- [Aim of the exercise]:
Set down, in full, every record in the block.

- [Supplied material]:
§ §

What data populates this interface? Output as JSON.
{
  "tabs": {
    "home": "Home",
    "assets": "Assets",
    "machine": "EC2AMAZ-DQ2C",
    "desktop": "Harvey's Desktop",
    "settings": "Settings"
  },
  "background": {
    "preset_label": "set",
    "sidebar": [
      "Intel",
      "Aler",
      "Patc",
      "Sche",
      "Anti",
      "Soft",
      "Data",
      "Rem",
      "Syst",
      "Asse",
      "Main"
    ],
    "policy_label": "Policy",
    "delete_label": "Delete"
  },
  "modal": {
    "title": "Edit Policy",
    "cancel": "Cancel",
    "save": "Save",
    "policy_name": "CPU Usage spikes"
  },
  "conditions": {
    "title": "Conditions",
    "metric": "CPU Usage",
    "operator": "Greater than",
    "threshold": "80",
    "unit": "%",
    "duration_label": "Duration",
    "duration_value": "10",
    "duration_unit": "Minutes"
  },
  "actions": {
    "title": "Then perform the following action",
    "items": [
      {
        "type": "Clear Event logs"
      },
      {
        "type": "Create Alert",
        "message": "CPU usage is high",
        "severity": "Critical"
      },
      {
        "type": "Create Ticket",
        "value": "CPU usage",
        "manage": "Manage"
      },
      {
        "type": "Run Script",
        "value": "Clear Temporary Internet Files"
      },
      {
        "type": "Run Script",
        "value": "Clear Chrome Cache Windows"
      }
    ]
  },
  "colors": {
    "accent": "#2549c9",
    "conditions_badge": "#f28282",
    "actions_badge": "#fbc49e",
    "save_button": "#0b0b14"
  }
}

§ §

- [Result of the exercise]:
What data populates this interface? Output as JSON.
{
  "tabs": {
    "home": "Home",
    "assets": "Assets",
    "machine": "EC2AMAZ-DQ2C",
    "desktop": "Harvey's Desktop",
    "settings": "Settings"
  },
  "background": {
    "preset_label": "set",
    "sidebar": [
      "Intel",
      "Aler",
      "Patc",
      "Sche",
      "Anti",
      "Soft",
      "Data",
      "Rem",
      "Syst",
      "Asse",
      "Main"
    ],
    "policy_label": "Policy",
    "delete_label": "Delete"
  },
  "modal": {
    "title": "Edit Policy",
    "cancel": "Cancel",
    "save": "Save",
    "policy_name": "CPU Usage spikes"
  },
  "conditions": {
    "title": "Conditions",
    "metric": "CPU Usage",
    "operator": "Greater than",
    "threshold": "80",
    "unit": "%",
    "duration_label": "Duration",
    "duration_value": "10",
    "duration_unit": "Minutes"
  },
  "actions": {
    "title": "Then perform the following action",
    "items": [
      {
        "type": "Clear Event logs"
      },
      {
        "type": "Create Alert",
        "message": "CPU usage is high",
        "severity": "Critical"
      },
      {
        "type": "Create Ticket",
        "value": "CPU usage",
        "manage": "Manage"
      },
      {
        "type": "Run Script",
        "value": "Clear Temporary Internet Files"
      },
      {
        "type": "Run Script",
        "value": "Clear Chrome Cache Windows"
      }
    ]
  },
  "colors": {
    "accent": "#2549c9",
    "conditions_badge": "#f28282",
    "actions_badge": "#fbc49e",
    "save_button": "#0b0b14"
  }
}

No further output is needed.